### Task objective
Copy all lines in which the word "头家猪的所有权" can be found.
- - - - - - -
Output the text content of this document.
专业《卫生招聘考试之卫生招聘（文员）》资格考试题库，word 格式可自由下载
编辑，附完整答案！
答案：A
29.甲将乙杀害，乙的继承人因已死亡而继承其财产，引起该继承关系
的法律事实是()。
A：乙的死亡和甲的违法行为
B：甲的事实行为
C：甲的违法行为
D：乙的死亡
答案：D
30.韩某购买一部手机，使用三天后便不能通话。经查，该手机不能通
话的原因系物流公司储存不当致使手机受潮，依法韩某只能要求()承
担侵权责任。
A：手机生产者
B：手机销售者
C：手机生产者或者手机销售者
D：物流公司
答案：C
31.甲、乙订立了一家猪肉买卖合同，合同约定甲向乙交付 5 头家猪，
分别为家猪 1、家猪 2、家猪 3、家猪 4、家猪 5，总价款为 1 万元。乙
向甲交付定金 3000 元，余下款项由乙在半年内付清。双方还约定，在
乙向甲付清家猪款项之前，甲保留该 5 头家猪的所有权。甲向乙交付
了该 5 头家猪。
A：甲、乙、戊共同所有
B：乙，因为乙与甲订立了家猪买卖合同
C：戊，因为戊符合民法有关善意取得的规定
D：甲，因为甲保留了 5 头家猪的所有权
- - - - - - -
### Output for this exercise
乙向甲付清家猪款项之前，甲保留该 5 头家猪的所有权。甲向乙交付
D：甲，因为甲保留了 5 头家猪的所有权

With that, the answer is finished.